■ Directions for this task: Say the number of lines containing the string "elephant", and say nothing else.

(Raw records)
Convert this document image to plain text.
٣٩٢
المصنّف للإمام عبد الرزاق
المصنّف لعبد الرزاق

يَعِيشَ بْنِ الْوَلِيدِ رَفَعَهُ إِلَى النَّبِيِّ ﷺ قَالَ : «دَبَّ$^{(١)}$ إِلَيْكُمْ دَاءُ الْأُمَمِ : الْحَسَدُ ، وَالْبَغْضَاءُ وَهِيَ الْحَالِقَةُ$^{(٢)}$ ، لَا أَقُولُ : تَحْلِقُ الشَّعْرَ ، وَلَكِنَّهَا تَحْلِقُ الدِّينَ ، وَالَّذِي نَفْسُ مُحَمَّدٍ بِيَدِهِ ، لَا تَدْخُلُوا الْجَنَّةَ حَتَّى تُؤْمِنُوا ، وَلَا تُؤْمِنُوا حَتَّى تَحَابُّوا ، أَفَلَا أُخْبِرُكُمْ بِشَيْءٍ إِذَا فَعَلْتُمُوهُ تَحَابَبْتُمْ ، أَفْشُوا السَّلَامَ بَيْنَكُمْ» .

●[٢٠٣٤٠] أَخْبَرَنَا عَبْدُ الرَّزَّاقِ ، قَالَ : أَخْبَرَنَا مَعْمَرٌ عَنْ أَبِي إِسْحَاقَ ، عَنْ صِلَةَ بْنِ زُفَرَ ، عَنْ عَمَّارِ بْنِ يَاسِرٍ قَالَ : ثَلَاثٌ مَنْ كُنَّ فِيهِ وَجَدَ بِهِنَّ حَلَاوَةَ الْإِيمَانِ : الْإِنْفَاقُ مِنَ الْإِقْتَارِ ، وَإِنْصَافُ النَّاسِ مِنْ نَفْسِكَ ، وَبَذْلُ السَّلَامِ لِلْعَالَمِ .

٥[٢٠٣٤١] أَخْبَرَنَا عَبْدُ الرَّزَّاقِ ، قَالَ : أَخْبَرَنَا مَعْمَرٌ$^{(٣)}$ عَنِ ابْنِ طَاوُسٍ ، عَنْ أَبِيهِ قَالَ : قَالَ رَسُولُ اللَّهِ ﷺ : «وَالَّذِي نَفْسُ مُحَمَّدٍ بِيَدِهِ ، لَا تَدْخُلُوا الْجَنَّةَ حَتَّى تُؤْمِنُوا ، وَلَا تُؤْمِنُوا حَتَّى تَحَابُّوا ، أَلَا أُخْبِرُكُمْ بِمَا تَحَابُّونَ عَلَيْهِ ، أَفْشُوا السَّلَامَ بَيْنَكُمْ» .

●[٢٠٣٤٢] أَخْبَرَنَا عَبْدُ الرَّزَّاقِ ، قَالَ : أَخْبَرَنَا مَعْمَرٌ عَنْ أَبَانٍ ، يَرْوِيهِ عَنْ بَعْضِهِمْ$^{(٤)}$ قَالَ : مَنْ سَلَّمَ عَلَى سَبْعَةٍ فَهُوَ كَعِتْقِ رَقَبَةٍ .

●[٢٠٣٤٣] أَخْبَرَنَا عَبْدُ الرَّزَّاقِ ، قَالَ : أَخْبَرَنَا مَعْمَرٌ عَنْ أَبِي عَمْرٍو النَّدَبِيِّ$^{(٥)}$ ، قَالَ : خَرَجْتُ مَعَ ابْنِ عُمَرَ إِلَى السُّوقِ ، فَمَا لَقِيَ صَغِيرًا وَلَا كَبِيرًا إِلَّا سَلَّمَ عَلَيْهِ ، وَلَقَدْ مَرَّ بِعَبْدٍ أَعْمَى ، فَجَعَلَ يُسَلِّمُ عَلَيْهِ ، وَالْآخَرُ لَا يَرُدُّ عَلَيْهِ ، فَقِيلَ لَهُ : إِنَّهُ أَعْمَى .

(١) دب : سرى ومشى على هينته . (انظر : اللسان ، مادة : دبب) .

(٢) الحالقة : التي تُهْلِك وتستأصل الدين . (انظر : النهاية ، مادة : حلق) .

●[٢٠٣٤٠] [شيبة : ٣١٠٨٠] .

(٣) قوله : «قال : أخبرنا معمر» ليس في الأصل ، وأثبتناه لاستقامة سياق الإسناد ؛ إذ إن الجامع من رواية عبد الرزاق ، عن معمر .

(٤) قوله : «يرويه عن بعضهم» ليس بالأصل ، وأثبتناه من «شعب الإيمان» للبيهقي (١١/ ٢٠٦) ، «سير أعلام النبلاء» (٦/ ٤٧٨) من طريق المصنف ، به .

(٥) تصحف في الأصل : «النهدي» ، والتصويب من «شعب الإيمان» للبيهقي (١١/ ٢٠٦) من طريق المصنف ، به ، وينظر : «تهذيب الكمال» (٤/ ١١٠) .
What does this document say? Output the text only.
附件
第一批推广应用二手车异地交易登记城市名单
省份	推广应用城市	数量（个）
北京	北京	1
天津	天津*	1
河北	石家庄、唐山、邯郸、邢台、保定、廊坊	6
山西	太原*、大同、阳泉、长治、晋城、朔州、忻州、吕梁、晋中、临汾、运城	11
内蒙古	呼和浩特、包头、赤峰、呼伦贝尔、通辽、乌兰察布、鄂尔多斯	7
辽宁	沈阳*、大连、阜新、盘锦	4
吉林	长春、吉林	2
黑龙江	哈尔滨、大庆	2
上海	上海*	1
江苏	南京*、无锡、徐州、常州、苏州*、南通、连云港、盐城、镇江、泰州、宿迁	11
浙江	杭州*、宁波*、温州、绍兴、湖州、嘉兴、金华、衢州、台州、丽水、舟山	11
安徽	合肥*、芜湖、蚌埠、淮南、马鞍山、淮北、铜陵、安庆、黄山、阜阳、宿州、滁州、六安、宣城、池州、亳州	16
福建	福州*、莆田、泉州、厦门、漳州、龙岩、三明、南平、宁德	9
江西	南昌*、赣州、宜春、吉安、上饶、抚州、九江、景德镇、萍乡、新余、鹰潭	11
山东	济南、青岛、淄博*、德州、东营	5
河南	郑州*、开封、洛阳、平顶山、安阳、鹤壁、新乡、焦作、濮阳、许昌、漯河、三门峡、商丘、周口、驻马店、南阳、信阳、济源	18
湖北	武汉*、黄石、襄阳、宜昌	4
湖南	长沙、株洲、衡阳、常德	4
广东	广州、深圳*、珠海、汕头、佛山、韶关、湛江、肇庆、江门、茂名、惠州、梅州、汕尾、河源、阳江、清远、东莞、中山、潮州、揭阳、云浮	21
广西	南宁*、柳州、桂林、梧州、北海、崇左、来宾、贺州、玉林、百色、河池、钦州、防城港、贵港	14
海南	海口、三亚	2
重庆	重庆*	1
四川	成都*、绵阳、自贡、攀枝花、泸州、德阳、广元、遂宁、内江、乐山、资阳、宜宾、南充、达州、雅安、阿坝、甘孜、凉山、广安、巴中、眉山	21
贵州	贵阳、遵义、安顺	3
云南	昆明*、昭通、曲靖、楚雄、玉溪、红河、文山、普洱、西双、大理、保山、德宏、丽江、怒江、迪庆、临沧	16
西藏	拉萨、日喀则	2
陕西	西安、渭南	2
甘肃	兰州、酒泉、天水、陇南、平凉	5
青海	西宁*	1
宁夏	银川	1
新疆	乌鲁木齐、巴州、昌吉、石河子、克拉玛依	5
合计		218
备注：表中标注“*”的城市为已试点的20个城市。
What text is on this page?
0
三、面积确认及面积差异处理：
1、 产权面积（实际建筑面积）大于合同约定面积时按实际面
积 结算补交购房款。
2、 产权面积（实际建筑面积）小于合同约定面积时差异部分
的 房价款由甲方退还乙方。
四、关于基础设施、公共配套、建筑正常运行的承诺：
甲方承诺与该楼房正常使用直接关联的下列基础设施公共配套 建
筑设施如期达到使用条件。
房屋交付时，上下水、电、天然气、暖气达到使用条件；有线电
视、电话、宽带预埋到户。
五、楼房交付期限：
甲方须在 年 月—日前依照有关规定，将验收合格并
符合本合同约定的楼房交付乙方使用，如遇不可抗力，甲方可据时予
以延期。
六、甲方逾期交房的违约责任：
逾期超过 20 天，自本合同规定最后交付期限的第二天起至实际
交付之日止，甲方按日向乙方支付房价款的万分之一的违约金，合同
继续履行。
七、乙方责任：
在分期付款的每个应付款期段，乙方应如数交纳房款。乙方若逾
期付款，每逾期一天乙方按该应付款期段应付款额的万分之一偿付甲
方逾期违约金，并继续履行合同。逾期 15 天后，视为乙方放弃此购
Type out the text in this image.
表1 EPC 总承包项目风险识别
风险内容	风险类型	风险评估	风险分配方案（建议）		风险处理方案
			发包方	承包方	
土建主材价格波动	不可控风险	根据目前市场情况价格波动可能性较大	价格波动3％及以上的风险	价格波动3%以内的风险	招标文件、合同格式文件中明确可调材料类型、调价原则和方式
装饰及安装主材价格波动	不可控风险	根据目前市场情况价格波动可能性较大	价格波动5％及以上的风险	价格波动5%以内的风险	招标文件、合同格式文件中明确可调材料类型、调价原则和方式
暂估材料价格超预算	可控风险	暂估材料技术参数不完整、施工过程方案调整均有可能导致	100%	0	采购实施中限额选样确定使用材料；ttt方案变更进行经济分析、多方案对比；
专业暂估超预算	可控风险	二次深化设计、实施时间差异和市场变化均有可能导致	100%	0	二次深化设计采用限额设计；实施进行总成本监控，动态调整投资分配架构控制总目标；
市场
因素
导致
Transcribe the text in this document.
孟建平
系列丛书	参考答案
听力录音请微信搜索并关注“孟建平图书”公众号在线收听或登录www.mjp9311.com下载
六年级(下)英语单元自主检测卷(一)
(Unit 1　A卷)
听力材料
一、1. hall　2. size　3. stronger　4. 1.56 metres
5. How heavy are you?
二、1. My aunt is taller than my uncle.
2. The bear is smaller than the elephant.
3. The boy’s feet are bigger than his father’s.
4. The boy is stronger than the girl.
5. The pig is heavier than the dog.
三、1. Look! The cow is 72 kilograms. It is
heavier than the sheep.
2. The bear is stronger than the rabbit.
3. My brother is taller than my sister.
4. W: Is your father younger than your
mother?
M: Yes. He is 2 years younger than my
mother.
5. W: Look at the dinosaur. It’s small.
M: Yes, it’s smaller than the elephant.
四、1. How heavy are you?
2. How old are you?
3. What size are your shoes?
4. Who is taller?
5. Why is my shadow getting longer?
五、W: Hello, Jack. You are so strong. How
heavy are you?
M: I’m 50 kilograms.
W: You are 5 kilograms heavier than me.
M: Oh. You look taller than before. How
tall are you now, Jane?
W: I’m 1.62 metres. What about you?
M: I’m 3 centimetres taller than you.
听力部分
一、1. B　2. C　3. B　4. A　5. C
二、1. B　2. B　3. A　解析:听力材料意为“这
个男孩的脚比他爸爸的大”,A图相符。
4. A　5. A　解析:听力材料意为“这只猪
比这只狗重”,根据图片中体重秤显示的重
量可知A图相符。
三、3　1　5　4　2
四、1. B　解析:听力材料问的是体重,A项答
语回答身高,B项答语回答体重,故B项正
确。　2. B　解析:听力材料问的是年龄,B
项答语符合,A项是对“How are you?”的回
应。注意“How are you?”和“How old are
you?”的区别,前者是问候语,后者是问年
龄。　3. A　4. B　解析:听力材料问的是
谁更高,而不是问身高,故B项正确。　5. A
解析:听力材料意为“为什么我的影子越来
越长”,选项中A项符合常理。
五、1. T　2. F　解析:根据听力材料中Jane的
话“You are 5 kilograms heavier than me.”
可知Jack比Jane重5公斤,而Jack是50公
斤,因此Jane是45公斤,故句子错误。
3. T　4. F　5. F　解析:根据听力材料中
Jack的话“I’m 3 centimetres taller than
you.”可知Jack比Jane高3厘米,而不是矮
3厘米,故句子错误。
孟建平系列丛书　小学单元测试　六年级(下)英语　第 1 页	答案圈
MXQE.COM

■ Problem solution: 2